-- begin --

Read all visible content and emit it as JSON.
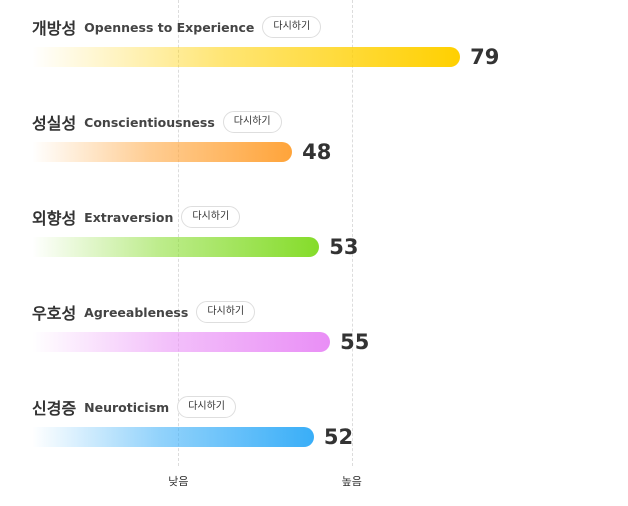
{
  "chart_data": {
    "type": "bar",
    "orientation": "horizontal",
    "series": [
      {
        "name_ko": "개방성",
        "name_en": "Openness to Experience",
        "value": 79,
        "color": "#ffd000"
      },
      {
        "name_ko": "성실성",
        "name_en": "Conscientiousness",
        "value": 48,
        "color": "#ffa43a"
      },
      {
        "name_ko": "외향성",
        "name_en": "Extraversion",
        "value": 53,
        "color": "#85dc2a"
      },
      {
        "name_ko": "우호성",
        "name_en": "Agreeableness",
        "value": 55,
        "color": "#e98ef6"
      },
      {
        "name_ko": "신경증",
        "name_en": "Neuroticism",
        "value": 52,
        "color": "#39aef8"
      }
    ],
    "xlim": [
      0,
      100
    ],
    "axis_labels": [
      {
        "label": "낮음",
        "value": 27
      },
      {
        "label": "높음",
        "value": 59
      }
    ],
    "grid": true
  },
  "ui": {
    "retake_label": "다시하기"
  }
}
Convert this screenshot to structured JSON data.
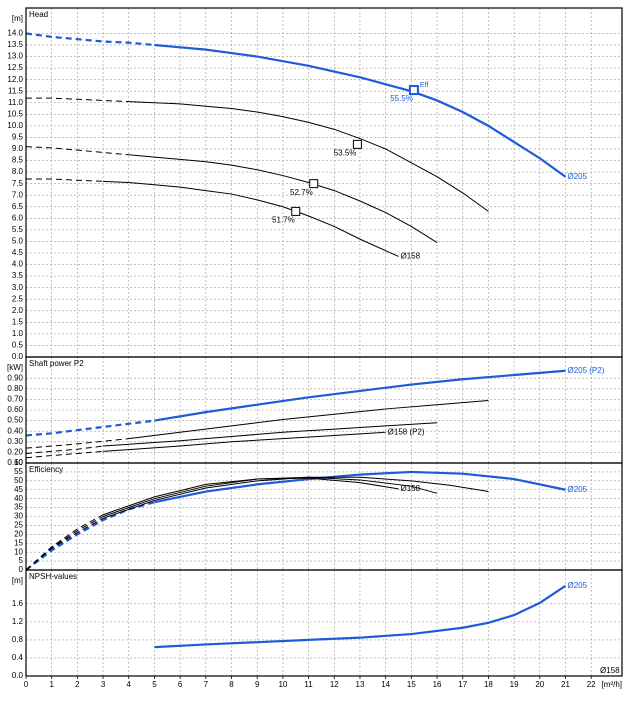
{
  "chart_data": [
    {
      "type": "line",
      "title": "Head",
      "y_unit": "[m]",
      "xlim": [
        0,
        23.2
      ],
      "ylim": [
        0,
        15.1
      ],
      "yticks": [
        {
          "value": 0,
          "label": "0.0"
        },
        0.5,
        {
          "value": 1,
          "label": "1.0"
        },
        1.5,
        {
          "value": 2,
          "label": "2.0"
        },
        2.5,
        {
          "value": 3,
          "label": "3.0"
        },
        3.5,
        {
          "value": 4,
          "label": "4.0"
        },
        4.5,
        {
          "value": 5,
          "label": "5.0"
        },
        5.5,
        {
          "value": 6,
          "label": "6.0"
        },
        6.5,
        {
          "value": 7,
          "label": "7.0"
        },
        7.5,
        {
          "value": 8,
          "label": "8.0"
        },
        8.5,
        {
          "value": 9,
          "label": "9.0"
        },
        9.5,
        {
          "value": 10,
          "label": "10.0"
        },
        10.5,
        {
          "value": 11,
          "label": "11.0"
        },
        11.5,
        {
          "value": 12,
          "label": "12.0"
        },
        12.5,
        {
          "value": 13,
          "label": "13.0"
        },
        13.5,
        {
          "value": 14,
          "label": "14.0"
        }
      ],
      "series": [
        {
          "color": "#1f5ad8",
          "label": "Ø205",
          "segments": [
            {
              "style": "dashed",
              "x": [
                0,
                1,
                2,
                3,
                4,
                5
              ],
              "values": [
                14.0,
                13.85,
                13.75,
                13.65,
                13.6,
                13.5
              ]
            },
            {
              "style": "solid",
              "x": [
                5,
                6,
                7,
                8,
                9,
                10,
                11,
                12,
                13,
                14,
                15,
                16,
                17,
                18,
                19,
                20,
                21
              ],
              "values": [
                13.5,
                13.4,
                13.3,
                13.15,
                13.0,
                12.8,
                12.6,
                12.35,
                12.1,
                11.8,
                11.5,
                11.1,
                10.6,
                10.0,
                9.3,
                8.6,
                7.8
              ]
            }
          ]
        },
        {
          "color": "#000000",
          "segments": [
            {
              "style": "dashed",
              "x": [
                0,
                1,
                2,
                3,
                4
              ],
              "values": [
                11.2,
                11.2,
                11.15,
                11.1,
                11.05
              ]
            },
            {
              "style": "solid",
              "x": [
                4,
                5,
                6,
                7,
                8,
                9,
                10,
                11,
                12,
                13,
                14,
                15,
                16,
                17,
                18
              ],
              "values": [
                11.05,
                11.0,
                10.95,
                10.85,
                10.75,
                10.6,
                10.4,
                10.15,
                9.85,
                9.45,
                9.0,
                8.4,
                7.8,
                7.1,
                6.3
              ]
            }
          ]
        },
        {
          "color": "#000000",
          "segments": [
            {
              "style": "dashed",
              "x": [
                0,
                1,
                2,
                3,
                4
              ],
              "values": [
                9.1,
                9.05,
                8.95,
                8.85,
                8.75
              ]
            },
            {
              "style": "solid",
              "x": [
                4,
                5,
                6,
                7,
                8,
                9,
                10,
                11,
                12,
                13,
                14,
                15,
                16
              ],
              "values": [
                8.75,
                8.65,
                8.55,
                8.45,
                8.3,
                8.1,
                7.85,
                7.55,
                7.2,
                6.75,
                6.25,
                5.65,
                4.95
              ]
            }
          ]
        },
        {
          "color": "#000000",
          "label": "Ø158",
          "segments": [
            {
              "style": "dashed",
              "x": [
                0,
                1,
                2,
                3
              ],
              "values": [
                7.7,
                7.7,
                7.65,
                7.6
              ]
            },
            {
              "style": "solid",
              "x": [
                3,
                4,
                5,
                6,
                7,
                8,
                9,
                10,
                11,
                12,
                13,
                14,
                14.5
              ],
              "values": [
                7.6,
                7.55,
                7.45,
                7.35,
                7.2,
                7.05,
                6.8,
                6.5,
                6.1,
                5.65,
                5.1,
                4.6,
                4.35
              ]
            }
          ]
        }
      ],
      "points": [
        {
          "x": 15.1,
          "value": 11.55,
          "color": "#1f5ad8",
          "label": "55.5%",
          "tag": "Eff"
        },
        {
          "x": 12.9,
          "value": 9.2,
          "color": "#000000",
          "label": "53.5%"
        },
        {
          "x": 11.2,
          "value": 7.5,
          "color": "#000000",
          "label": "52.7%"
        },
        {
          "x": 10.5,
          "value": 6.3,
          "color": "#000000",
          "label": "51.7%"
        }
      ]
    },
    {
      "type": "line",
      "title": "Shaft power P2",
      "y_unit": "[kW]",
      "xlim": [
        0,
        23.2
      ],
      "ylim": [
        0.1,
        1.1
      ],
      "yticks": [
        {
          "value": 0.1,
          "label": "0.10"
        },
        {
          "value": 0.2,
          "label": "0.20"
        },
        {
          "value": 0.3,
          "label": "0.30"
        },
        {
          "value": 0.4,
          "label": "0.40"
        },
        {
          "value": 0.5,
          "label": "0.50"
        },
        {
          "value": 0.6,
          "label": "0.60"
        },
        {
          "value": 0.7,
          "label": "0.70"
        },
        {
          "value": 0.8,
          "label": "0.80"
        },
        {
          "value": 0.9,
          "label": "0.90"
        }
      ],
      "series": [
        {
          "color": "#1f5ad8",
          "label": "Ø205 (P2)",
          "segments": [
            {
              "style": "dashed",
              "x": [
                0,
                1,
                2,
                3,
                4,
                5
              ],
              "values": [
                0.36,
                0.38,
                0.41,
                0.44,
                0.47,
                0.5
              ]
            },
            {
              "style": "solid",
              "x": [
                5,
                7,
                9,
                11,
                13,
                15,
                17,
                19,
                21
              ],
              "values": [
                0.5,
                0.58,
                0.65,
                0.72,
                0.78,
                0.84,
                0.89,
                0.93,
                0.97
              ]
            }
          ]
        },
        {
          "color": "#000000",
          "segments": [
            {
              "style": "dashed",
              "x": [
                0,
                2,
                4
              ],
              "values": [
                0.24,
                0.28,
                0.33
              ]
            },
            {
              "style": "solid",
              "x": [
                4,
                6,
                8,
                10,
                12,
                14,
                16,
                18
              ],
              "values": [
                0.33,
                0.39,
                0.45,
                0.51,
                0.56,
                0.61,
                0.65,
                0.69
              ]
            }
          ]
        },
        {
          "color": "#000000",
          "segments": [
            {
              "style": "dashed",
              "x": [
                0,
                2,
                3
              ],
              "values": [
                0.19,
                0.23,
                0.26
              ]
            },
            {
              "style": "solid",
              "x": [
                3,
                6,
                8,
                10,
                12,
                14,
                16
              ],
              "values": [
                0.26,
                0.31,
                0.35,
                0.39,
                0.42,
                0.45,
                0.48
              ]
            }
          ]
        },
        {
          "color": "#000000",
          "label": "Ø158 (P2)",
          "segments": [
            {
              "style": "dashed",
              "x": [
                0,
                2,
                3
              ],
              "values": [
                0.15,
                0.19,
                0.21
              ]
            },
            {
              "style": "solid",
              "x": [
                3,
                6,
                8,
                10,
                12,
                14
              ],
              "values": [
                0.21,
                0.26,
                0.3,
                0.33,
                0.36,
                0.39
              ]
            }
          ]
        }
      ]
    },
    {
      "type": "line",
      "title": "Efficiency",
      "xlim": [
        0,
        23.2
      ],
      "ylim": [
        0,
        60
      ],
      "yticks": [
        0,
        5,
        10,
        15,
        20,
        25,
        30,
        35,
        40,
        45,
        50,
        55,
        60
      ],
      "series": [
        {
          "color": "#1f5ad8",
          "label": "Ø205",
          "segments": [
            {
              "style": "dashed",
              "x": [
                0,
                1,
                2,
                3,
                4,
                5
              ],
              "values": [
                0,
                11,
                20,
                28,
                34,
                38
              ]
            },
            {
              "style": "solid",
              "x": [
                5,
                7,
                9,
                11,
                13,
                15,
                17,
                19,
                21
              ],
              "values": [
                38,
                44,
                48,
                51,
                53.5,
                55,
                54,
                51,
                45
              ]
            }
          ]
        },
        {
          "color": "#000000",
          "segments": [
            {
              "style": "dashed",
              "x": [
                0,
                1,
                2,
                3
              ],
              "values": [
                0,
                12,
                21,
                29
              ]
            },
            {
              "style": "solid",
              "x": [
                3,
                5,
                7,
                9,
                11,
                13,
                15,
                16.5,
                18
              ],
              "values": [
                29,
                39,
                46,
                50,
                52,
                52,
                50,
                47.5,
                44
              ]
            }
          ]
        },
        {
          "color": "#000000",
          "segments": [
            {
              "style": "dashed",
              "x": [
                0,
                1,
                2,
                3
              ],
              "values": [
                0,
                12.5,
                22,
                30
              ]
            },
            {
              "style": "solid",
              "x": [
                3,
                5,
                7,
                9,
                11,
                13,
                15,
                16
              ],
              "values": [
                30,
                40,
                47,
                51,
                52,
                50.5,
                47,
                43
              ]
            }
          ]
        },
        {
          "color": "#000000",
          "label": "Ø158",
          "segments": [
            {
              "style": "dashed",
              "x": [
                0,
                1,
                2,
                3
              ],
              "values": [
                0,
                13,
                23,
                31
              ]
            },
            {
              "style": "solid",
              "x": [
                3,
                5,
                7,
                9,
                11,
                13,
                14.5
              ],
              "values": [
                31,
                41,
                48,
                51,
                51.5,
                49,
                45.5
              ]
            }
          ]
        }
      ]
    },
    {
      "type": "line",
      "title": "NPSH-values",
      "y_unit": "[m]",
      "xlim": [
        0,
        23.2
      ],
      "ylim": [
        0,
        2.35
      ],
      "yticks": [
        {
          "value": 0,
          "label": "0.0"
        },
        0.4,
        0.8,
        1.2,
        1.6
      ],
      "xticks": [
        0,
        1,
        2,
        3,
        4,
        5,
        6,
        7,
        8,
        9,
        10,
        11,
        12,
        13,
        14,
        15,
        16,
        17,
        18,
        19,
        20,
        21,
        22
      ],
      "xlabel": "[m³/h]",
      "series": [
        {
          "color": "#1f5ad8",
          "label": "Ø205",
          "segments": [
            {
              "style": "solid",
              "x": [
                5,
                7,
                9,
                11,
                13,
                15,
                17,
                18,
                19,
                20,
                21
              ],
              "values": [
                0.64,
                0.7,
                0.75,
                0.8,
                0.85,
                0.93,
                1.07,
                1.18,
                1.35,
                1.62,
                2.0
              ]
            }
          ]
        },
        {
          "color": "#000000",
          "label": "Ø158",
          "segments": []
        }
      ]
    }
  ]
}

-- end --

Copy down every line of the entries containing the word "title".

      "title": "Head",
      "title": "Shaft power P2",
      "title": "Efficiency",
      "title": "NPSH-values",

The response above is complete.